> STATED TASK: Retype the listing that follows, exactly as written.

> RECORDS FOR THE EXERCISE:
————————

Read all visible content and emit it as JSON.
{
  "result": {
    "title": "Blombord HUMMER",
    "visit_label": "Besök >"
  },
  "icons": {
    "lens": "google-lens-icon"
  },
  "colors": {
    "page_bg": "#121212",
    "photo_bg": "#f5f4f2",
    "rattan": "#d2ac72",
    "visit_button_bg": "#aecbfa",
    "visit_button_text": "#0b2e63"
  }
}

————————

> ANSWER FOR THE TASK:
Read all visible content and emit it as JSON.
{
  "result": {
    "title": "Blombord HUMMER",
    "visit_label": "Besök >"
  },
  "icons": {
    "lens": "google-lens-icon"
  },
  "colors": {
    "page_bg": "#121212",
    "photo_bg": "#f5f4f2",
    "rattan": "#d2ac72",
    "visit_button_bg": "#aecbfa",
    "visit_button_text": "#0b2e63"
  }
}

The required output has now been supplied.